• **Required work**: Reproduce each line of the listing exactly.

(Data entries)
◇ ◇ ◇

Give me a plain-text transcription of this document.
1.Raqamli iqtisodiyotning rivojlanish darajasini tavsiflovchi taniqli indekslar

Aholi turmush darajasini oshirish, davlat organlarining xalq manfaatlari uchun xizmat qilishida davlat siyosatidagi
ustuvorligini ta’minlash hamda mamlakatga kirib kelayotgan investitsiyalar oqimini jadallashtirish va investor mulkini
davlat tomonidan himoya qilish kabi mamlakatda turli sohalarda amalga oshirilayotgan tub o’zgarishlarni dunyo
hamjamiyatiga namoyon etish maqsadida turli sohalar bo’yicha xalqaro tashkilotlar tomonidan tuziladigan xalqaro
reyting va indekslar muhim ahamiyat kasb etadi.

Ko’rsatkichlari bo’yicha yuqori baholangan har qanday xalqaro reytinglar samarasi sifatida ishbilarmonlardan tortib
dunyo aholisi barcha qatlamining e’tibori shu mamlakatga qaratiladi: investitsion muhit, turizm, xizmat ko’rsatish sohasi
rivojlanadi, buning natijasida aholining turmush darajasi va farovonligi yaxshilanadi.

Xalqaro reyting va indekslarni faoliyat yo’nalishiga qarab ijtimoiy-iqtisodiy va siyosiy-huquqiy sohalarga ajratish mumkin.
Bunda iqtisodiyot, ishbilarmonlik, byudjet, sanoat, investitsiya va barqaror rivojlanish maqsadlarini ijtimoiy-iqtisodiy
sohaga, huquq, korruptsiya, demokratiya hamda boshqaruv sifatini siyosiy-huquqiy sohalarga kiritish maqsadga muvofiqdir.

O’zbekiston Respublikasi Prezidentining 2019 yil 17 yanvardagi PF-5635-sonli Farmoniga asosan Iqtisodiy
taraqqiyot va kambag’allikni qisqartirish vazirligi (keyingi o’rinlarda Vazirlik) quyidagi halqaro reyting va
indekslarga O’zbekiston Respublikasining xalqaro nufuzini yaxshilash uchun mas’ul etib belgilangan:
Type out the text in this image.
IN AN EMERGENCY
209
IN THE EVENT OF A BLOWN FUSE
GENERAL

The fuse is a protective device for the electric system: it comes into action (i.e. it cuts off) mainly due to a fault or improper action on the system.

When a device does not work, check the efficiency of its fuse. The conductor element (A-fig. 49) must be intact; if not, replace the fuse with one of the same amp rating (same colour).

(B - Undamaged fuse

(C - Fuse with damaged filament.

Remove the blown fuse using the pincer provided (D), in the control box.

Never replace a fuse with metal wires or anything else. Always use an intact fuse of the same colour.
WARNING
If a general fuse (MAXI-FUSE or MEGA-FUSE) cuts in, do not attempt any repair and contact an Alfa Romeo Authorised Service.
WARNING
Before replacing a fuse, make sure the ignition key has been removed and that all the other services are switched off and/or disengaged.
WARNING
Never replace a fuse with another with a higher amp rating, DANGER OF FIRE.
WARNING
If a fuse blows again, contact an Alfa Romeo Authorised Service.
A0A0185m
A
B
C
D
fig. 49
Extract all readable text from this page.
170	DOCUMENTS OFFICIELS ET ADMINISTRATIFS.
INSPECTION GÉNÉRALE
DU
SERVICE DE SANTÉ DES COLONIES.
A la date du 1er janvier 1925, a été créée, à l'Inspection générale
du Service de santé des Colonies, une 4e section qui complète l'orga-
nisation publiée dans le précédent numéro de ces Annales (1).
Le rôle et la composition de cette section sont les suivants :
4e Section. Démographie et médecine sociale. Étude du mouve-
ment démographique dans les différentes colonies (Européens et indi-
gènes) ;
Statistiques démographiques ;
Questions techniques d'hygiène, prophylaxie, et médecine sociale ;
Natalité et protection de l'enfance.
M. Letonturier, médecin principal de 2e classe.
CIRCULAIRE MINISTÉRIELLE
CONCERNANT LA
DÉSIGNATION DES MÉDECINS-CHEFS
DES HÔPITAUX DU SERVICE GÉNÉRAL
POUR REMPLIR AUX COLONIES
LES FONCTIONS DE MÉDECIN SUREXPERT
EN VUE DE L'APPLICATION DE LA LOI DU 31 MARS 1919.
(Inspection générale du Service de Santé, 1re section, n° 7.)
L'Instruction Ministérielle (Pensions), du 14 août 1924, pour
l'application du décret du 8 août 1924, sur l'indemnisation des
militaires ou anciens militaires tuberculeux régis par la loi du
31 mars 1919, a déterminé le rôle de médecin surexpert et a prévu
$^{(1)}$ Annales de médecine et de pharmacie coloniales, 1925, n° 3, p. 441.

◇ ◇ ◇

• **Result for this exercise**:
Give me a plain-text transcription of this document.
1.Raqamli iqtisodiyotning rivojlanish darajasini tavsiflovchi taniqli indekslar

Aholi turmush darajasini oshirish, davlat organlarining xalq manfaatlari uchun xizmat qilishida davlat siyosatidagi
ustuvorligini ta’minlash hamda mamlakatga kirib kelayotgan investitsiyalar oqimini jadallashtirish va investor mulkini
davlat tomonidan himoya qilish kabi mamlakatda turli sohalarda amalga oshirilayotgan tub o’zgarishlarni dunyo
hamjamiyatiga namoyon etish maqsadida turli sohalar bo’yicha xalqaro tashkilotlar tomonidan tuziladigan xalqaro
reyting va indekslar muhim ahamiyat kasb etadi.

Ko’rsatkichlari bo’yicha yuqori baholangan har qanday xalqaro reytinglar samarasi sifatida ishbilarmonlardan tortib
dunyo aholisi barcha qatlamining e’tibori shu mamlakatga qaratiladi: investitsion muhit, turizm, xizmat ko’rsatish sohasi
rivojlanadi, buning natijasida aholining turmush darajasi va farovonligi yaxshilanadi.

Xalqaro reyting va indekslarni faoliyat yo’nalishiga qarab ijtimoiy-iqtisodiy va siyosiy-huquqiy sohalarga ajratish mumkin.
Bunda iqtisodiyot, ishbilarmonlik, byudjet, sanoat, investitsiya va barqaror rivojlanish maqsadlarini ijtimoiy-iqtisodiy
sohaga, huquq, korruptsiya, demokratiya hamda boshqaruv sifatini siyosiy-huquqiy sohalarga kiritish maqsadga muvofiqdir.

O’zbekiston Respublikasi Prezidentining 2019 yil 17 yanvardagi PF-5635-sonli Farmoniga asosan Iqtisodiy
taraqqiyot va kambag’allikni qisqartirish vazirligi (keyingi o’rinlarda Vazirlik) quyidagi halqaro reyting va
indekslarga O’zbekiston Respublikasining xalqaro nufuzini yaxshilash uchun mas’ul etib belgilangan:
Type out the text in this image.
IN AN EMERGENCY
209
IN THE EVENT OF A BLOWN FUSE
GENERAL

The fuse is a protective device for the electric system: it comes into action (i.e. it cuts off) mainly due to a fault or improper action on the system.

When a device does not work, check the efficiency of its fuse. The conductor element (A-fig. 49) must be intact; if not, replace the fuse with one of the same amp rating (same colour).

(B - Undamaged fuse

(C - Fuse with damaged filament.

Remove the blown fuse using the pincer provided (D), in the control box.

Never replace a fuse with metal wires or anything else. Always use an intact fuse of the same colour.
WARNING
If a general fuse (MAXI-FUSE or MEGA-FUSE) cuts in, do not attempt any repair and contact an Alfa Romeo Authorised Service.
WARNING
Before replacing a fuse, make sure the ignition key has been removed and that all the other services are switched off and/or disengaged.
WARNING
Never replace a fuse with another with a higher amp rating, DANGER OF FIRE.
WARNING
If a fuse blows again, contact an Alfa Romeo Authorised Service.
A0A0185m
A
B
C
D
fig. 49
Extract all readable text from this page.
170	DOCUMENTS OFFICIELS ET ADMINISTRATIFS.
INSPECTION GÉNÉRALE
DU
SERVICE DE SANTÉ DES COLONIES.
A la date du 1er janvier 1925, a été créée, à l'Inspection générale
du Service de santé des Colonies, une 4e section qui complète l'orga-
nisation publiée dans le précédent numéro de ces Annales (1).
Le rôle et la composition de cette section sont les suivants :
4e Section. Démographie et médecine sociale. Étude du mouve-
ment démographique dans les différentes colonies (Européens et indi-
gènes) ;
Statistiques démographiques ;
Questions techniques d'hygiène, prophylaxie, et médecine sociale ;
Natalité et protection de l'enfance.
M. Letonturier, médecin principal de 2e classe.
CIRCULAIRE MINISTÉRIELLE
CONCERNANT LA
DÉSIGNATION DES MÉDECINS-CHEFS
DES HÔPITAUX DU SERVICE GÉNÉRAL
POUR REMPLIR AUX COLONIES
LES FONCTIONS DE MÉDECIN SUREXPERT
EN VUE DE L'APPLICATION DE LA LOI DU 31 MARS 1919.
(Inspection générale du Service de Santé, 1re section, n° 7.)
L'Instruction Ministérielle (Pensions), du 14 août 1924, pour
l'application du décret du 8 août 1924, sur l'indemnisation des
militaires ou anciens militaires tuberculeux régis par la loi du
31 mars 1919, a déterminé le rôle de médecin surexpert et a prévu
$^{(1)}$ Annales de médecine et de pharmacie coloniales, 1925, n° 3, p. 441.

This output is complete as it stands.